++++ PROVIDED DATA

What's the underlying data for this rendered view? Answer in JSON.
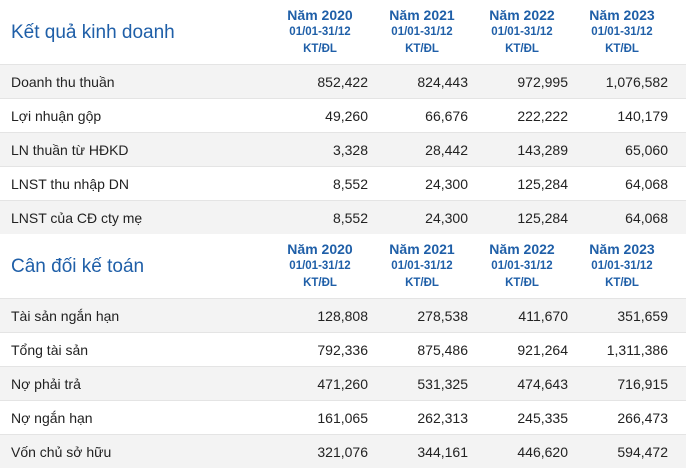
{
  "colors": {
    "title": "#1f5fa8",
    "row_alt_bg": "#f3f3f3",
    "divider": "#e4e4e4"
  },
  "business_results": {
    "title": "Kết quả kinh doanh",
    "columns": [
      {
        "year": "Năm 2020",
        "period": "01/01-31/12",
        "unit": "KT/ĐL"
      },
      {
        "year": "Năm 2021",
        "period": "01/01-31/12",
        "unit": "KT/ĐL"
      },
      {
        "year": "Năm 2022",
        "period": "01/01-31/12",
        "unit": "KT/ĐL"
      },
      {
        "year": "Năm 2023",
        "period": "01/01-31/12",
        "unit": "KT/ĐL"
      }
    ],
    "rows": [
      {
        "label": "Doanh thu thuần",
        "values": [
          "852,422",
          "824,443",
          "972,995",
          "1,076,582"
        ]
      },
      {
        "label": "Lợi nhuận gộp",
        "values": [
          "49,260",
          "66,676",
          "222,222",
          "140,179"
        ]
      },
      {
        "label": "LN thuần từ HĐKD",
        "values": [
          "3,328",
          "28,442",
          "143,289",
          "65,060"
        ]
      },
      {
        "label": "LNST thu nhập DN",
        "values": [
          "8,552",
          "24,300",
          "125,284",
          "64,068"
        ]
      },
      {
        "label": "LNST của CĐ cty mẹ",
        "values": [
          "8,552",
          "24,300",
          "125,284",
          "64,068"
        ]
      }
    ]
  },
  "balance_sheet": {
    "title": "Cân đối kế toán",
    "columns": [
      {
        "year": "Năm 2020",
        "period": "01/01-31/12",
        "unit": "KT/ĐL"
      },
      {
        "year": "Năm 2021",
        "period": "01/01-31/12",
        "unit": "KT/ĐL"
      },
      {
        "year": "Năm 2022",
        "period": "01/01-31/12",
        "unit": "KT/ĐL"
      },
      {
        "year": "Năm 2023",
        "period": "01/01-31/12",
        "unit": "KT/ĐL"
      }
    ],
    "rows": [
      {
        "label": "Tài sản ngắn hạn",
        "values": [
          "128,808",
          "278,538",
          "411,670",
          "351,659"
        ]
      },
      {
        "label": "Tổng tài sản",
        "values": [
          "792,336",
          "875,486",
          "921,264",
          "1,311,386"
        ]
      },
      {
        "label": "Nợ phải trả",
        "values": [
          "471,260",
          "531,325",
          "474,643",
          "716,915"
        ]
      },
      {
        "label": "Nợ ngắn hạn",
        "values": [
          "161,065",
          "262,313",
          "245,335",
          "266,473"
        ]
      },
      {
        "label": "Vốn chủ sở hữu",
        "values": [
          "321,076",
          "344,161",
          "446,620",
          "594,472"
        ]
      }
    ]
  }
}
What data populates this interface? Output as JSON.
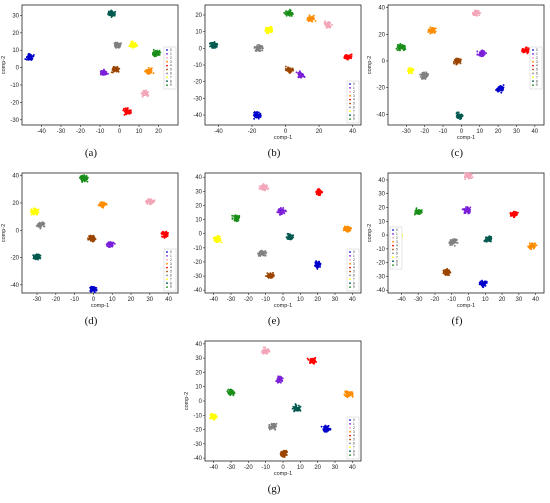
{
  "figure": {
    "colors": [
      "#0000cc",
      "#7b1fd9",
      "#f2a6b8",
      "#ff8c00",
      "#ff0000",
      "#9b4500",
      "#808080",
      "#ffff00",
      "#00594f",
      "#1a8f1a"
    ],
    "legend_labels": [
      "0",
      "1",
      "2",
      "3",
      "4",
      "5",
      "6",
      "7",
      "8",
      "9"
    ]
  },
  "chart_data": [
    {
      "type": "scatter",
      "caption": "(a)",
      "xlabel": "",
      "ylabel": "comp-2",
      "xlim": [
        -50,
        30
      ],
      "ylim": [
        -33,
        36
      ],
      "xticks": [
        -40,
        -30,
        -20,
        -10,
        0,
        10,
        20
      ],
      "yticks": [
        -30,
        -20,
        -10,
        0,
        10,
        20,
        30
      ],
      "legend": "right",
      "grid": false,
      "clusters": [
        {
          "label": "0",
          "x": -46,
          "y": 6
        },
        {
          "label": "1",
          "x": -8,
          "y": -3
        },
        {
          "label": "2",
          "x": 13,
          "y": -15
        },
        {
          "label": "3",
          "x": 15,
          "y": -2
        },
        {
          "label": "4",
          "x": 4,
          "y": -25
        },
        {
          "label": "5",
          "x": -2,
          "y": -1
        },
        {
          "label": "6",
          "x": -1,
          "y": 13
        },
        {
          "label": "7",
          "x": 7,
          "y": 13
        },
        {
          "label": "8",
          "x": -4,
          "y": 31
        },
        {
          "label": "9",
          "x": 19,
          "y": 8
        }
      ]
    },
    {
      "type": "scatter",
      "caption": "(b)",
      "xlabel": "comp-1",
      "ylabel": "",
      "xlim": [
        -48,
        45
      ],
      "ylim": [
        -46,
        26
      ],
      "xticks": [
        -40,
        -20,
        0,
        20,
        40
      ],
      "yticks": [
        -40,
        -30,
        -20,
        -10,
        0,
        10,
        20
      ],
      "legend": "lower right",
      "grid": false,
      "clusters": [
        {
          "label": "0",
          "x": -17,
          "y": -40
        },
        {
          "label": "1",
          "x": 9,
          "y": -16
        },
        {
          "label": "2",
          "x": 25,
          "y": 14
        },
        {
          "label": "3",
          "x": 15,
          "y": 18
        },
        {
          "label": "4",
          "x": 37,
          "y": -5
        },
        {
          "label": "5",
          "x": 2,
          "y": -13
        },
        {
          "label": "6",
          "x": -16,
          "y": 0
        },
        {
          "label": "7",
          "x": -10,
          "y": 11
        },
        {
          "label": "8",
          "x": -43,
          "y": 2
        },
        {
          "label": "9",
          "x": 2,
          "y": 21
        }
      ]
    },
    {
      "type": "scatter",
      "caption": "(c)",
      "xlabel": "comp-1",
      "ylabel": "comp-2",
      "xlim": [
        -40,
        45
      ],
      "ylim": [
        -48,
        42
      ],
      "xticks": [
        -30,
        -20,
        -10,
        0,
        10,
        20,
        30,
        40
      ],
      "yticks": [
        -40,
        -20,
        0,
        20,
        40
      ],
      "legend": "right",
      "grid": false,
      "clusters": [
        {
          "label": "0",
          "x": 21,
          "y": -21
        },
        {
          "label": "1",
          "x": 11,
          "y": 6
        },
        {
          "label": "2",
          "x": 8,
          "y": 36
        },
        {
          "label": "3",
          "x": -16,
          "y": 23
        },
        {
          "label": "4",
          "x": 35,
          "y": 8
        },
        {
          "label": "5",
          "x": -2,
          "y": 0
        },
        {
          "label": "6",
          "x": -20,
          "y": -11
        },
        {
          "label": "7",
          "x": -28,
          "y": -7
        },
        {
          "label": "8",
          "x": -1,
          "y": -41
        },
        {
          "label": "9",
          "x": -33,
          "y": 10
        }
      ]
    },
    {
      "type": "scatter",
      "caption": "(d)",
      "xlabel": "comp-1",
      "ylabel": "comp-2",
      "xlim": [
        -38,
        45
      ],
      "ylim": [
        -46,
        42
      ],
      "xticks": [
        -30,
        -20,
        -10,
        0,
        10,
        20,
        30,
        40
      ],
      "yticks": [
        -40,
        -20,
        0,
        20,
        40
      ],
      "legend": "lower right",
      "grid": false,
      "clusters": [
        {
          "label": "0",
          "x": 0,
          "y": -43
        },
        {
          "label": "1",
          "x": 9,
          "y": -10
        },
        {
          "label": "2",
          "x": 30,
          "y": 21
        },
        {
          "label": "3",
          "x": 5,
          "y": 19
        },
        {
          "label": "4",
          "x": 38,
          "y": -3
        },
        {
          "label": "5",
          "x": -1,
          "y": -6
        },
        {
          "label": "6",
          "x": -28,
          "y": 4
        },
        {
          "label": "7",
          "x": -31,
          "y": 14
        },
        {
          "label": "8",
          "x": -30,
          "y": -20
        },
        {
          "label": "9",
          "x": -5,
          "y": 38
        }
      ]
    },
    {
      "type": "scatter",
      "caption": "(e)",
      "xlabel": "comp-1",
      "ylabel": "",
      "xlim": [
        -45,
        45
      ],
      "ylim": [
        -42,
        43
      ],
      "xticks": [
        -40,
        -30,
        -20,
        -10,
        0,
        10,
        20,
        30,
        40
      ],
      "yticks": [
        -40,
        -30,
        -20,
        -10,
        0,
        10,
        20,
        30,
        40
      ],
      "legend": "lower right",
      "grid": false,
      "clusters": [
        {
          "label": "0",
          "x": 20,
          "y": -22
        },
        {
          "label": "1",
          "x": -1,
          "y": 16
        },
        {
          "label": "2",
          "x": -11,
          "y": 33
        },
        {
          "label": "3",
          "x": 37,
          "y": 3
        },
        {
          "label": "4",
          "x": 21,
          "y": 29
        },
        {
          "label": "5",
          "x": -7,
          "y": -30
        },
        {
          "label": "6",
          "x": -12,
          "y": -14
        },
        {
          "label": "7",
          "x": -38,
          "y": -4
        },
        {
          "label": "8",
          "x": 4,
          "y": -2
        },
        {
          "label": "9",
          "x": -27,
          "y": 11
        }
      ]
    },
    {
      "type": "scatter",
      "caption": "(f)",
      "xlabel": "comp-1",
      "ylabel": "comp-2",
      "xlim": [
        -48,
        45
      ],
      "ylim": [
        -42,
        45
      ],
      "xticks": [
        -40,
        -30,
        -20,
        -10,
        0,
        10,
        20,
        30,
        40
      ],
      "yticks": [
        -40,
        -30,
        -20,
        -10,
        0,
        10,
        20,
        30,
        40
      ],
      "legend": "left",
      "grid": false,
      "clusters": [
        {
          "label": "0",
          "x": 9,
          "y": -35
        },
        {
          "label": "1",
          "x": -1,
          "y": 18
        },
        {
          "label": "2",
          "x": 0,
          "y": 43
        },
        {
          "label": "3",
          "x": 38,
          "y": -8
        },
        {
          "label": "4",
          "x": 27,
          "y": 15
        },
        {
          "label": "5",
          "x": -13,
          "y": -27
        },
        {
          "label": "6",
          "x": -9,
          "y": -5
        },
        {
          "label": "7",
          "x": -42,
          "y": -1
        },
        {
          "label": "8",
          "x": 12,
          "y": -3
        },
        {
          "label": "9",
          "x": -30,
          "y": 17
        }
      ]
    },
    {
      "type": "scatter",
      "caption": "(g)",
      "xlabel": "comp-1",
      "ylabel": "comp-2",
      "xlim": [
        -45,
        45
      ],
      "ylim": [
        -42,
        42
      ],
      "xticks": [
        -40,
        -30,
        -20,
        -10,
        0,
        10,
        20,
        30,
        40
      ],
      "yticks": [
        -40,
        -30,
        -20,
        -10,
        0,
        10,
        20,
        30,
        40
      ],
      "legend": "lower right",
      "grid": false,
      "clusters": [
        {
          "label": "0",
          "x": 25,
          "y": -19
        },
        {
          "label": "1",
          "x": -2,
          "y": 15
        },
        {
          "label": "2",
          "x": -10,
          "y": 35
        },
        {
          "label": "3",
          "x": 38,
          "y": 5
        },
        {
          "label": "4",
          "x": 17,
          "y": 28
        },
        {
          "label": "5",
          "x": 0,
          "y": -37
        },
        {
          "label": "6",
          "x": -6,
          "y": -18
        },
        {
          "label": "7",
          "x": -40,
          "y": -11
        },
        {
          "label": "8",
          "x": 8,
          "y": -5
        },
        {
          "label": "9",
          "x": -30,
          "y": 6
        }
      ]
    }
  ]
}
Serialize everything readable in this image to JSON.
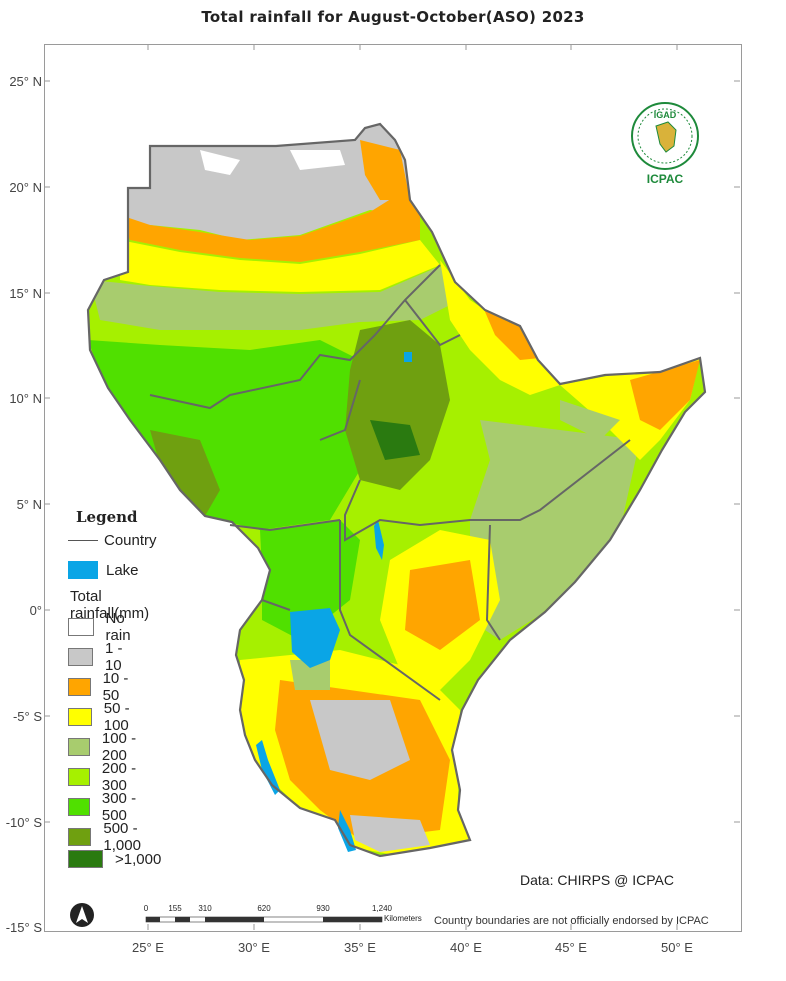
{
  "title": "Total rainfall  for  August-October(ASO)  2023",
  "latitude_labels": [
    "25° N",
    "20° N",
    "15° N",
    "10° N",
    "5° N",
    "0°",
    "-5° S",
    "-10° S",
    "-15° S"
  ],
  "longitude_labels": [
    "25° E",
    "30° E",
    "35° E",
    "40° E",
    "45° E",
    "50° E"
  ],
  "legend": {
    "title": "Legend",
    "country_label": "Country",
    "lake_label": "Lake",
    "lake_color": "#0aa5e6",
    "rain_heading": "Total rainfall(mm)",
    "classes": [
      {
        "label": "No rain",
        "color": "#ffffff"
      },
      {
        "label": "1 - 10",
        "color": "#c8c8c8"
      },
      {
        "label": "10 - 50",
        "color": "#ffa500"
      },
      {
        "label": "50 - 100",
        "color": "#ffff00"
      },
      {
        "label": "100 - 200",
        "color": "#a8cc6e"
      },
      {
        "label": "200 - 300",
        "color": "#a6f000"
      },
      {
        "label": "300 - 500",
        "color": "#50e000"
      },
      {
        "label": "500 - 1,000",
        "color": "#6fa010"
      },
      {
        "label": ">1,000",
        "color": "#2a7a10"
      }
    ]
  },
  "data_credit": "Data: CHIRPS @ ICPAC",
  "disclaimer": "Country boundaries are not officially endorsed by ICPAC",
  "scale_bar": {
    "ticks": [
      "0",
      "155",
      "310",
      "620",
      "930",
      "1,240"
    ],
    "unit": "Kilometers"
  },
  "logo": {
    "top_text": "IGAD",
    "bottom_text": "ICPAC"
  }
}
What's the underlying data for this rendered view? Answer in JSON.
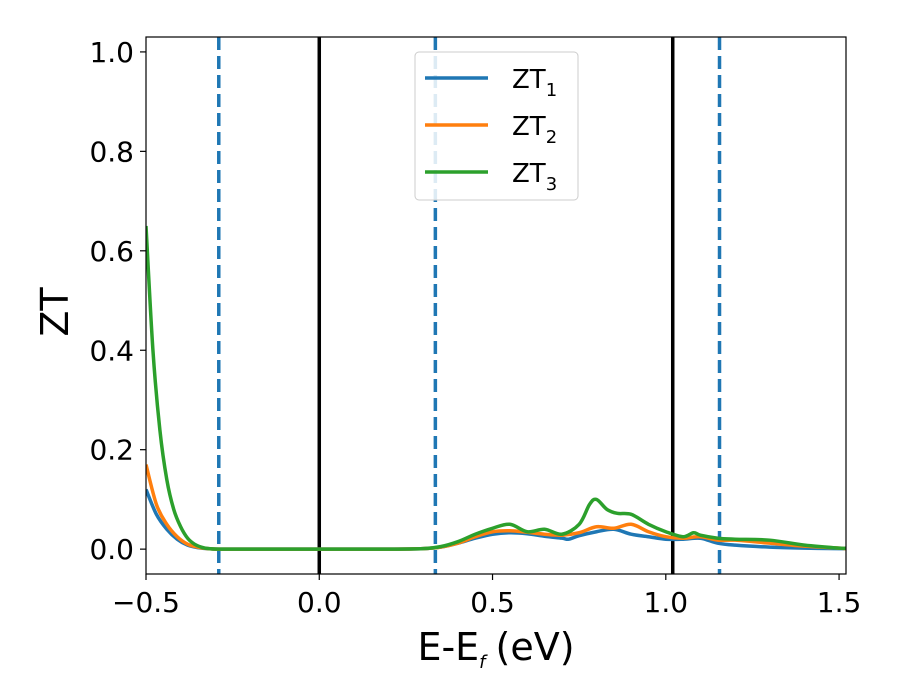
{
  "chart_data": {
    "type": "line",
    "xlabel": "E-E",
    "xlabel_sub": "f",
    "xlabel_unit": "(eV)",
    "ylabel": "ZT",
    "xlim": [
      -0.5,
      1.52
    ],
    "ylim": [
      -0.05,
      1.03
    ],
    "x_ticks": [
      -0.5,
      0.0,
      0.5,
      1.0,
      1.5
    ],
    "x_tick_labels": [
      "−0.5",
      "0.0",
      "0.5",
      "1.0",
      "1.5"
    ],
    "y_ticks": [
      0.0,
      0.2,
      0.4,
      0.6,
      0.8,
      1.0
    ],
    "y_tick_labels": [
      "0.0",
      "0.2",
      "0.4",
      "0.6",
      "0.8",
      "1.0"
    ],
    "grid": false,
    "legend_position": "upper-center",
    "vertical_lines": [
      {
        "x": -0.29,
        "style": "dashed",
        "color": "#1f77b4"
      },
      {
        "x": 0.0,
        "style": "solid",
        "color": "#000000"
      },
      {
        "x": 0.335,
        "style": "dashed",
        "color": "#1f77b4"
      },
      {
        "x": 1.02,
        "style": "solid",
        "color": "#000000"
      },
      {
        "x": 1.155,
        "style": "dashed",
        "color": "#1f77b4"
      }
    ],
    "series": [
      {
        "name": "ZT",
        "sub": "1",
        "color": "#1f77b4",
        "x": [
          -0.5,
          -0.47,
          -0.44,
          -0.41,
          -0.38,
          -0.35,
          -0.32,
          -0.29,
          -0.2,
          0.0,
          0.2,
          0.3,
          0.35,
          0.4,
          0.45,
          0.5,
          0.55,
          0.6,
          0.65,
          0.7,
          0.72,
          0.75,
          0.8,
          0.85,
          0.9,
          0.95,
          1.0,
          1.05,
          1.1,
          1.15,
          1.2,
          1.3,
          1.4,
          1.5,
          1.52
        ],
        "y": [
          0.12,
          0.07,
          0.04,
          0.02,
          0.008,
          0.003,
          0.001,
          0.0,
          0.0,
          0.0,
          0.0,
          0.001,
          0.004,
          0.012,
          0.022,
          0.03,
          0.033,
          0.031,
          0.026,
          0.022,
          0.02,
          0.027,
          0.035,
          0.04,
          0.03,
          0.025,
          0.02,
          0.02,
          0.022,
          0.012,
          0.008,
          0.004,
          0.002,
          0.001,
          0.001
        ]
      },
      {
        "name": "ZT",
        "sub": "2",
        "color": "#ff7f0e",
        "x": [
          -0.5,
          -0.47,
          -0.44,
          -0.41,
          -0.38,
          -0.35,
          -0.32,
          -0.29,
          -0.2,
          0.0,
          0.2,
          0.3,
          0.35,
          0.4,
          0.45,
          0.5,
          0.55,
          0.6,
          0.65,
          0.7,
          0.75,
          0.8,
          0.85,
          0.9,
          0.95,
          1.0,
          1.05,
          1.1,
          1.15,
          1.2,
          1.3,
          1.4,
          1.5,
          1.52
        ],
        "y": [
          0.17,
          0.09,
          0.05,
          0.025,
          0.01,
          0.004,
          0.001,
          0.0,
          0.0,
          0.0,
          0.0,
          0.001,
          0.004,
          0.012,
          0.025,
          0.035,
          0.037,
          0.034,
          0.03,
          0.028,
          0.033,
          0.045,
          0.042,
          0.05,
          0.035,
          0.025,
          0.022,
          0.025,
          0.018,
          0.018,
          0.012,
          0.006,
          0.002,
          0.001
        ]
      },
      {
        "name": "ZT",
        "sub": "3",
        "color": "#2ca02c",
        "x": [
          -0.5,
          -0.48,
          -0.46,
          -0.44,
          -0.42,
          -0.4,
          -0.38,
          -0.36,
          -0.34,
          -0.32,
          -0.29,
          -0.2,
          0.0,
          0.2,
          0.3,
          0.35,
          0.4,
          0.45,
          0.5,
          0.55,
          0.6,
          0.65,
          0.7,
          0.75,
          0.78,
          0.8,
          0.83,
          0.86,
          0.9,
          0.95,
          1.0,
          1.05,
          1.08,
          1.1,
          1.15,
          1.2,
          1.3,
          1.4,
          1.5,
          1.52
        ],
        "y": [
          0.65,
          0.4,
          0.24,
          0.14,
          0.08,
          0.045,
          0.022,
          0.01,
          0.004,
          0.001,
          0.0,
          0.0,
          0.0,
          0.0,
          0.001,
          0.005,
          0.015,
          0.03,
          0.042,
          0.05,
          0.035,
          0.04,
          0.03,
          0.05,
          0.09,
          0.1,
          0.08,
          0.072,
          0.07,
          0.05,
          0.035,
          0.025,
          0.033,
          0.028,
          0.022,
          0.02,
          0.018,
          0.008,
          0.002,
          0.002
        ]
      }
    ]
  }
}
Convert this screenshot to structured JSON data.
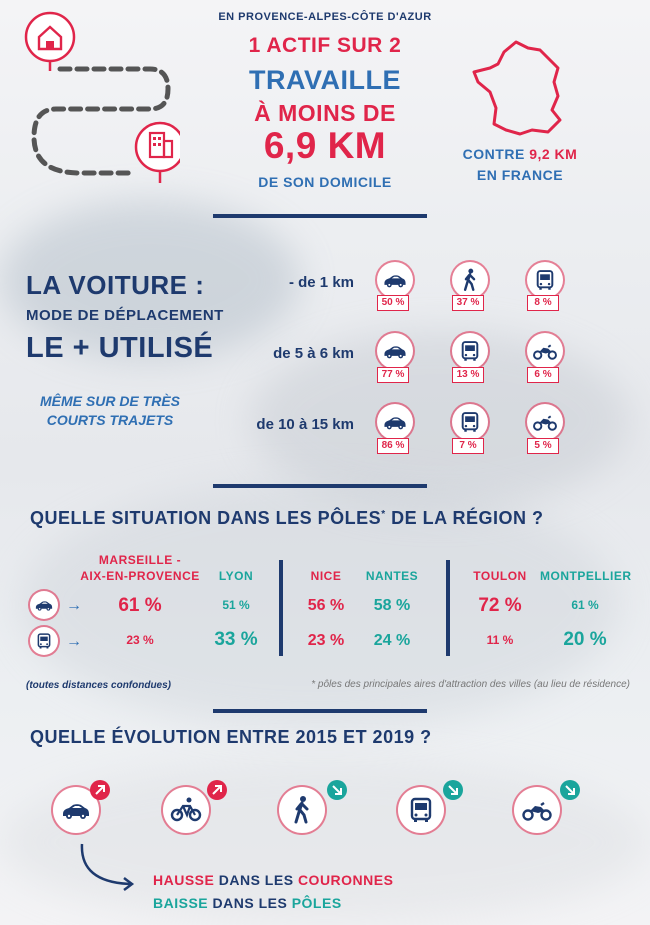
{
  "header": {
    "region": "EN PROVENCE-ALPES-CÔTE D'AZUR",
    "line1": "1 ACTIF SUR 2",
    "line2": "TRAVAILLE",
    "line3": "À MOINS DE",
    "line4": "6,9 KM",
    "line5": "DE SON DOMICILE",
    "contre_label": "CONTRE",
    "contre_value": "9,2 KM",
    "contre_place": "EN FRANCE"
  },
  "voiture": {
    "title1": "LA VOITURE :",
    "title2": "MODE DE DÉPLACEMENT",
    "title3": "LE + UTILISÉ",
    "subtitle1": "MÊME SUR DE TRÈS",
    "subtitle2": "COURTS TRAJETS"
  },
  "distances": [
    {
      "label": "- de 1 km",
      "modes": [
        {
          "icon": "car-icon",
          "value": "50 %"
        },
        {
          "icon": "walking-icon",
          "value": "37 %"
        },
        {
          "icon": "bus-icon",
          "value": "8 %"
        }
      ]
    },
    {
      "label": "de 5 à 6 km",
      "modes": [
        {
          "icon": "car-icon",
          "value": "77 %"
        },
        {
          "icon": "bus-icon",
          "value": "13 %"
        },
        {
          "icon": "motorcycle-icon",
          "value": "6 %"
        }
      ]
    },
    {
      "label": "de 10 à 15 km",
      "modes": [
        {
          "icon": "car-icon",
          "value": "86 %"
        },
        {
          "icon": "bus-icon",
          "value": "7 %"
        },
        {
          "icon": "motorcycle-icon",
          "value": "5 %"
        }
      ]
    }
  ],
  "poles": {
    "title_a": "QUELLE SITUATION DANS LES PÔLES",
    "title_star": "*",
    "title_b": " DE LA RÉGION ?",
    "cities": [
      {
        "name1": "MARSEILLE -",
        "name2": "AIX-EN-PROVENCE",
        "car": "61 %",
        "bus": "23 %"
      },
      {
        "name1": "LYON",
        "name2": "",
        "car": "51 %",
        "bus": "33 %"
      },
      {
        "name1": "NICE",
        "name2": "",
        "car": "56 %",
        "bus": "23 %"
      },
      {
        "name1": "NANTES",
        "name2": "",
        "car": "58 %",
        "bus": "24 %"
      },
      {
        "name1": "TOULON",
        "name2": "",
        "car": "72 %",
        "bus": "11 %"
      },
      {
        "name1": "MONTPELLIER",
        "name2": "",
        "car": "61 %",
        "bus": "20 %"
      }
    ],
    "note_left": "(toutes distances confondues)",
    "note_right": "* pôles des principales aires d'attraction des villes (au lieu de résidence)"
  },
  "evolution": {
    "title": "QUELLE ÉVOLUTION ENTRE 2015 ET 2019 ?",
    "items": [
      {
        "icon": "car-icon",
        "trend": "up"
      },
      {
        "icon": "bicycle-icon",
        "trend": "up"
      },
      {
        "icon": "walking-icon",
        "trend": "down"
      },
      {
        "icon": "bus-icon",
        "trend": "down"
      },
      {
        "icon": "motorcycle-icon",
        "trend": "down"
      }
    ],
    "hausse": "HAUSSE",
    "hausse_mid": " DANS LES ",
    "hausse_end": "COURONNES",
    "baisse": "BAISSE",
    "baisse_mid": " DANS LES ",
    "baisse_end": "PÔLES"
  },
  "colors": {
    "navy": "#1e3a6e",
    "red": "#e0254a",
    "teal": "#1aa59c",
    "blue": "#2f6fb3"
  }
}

++++++++

● WHAT THE TASK REQUIRES
In the listing, find all lines with the string "caption" and copy them.

● SOLUTION FOR THIS EXERCISE
      "caption": "(a)",
      "caption": "(b)",
      "caption": "(c)",
      "caption": "(d)",
      "caption": "(e)",
      "caption": "(f)",
      "caption": "(g)",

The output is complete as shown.